■ GOAL OF THE EXERCISE ■
Copy out each line in the material below that has the word "information".

[Dataset items]
= = =
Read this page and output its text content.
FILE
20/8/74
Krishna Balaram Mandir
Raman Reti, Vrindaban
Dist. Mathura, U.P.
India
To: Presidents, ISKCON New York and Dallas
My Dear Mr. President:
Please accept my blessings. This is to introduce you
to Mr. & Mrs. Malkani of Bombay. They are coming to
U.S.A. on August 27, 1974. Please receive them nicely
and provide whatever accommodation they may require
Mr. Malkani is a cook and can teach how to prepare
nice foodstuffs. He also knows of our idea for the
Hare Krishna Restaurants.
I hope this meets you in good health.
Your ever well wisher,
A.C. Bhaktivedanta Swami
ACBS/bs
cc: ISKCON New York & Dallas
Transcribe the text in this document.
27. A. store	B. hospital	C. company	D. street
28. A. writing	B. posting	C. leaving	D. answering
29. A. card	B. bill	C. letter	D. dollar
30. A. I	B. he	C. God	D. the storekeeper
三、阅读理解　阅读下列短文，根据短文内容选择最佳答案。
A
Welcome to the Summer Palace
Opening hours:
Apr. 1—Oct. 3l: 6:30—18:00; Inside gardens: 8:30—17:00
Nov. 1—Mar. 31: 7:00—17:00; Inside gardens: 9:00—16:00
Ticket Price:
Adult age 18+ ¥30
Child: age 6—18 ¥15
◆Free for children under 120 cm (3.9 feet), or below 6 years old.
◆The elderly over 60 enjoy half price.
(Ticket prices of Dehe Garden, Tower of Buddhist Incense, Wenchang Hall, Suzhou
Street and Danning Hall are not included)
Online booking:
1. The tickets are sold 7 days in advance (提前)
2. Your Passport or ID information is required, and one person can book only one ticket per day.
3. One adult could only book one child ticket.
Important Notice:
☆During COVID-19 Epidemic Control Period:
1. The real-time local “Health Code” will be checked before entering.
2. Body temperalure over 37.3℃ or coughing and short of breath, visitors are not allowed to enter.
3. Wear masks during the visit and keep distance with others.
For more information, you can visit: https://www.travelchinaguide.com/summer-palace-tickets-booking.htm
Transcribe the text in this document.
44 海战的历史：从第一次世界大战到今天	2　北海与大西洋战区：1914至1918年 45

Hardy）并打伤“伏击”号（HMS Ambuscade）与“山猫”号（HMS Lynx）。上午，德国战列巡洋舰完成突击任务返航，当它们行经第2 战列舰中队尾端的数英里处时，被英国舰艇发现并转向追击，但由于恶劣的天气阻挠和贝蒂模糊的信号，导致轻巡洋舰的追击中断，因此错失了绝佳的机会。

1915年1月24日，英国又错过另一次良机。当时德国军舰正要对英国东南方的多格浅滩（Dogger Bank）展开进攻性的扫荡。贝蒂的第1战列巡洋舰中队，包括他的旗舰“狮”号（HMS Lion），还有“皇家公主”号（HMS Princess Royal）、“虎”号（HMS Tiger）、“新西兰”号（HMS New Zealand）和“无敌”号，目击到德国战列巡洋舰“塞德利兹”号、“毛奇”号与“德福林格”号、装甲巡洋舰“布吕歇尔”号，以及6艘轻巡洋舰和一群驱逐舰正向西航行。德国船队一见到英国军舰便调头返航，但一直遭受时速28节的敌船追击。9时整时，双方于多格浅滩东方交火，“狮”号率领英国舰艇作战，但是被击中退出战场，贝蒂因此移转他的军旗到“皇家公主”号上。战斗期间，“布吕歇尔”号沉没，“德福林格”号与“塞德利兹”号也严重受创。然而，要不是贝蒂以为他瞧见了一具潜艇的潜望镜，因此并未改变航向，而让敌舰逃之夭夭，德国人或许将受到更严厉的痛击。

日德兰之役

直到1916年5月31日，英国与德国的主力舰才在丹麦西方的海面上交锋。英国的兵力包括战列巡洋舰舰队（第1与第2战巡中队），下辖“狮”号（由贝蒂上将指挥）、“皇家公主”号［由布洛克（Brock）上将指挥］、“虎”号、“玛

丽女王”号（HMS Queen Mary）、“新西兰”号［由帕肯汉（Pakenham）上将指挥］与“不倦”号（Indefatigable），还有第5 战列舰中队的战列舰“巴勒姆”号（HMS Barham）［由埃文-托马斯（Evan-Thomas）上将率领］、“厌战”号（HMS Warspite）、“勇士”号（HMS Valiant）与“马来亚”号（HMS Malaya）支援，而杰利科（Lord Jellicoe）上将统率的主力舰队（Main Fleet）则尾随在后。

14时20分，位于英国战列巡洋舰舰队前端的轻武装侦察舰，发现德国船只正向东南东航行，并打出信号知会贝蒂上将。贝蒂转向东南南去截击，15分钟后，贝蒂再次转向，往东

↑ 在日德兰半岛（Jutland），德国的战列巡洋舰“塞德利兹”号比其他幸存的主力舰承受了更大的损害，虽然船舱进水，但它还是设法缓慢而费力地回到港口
= = =
■ SOLUTION FOR THIS EXERCISE ■
2. Your Passport or ID information is required, and one person can book only one ticket per day.
For more information, you can visit: https://www.travelchinaguide.com/summer-palace-tickets-booking.htm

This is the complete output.